Work required: Filter these entries, keeping only lines that hold the word "Thousand".

Source material:

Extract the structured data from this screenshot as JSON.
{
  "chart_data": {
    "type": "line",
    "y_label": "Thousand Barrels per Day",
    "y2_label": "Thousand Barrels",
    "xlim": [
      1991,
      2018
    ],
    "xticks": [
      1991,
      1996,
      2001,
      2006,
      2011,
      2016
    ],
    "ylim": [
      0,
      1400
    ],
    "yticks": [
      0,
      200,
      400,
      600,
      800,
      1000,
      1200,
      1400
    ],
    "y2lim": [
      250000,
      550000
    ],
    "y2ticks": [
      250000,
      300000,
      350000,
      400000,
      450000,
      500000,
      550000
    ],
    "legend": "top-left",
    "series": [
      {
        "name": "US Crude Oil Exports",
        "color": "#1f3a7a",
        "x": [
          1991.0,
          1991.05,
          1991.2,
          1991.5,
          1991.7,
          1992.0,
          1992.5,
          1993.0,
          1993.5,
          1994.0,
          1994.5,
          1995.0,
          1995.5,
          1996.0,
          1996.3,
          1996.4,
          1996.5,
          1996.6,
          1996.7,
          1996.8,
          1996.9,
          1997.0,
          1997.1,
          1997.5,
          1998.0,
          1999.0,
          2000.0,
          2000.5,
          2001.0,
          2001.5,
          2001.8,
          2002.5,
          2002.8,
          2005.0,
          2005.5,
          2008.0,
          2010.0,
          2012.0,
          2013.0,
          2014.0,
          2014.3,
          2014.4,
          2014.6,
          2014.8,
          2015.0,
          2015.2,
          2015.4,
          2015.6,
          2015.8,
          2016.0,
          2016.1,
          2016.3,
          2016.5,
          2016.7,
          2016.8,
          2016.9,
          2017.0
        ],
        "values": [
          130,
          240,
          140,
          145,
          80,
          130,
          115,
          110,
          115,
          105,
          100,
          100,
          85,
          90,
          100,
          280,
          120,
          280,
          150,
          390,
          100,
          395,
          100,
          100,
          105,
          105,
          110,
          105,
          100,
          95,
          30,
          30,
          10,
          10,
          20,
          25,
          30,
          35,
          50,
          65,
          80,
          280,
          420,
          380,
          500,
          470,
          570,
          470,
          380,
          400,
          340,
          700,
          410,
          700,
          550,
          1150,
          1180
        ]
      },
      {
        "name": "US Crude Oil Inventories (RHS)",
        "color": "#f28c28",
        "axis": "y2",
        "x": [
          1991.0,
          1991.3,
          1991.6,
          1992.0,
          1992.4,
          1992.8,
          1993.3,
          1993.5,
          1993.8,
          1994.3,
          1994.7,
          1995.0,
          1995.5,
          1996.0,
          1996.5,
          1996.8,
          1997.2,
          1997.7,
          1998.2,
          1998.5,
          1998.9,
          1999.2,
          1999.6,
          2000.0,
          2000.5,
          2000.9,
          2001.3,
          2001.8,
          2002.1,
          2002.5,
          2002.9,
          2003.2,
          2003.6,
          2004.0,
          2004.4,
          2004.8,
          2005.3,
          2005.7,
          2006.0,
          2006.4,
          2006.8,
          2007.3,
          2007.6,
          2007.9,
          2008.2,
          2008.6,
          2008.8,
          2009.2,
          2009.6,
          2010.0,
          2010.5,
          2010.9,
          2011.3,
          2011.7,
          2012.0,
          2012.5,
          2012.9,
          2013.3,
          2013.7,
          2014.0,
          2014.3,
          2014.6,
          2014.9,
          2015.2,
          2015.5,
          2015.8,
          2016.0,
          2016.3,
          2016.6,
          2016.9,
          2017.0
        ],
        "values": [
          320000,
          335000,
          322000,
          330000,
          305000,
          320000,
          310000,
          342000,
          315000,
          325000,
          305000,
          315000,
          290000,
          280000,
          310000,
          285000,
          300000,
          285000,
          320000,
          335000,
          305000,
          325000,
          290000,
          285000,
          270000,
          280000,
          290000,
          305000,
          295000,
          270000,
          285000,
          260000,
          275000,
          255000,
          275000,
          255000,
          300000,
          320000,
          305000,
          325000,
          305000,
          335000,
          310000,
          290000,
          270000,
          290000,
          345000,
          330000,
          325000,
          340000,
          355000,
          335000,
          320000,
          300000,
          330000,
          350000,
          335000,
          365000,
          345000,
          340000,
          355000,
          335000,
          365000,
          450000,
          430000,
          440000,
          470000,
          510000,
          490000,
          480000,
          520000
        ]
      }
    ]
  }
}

Answer in full:
    "y_label": "Thousand Barrels per Day",
    "y2_label": "Thousand Barrels",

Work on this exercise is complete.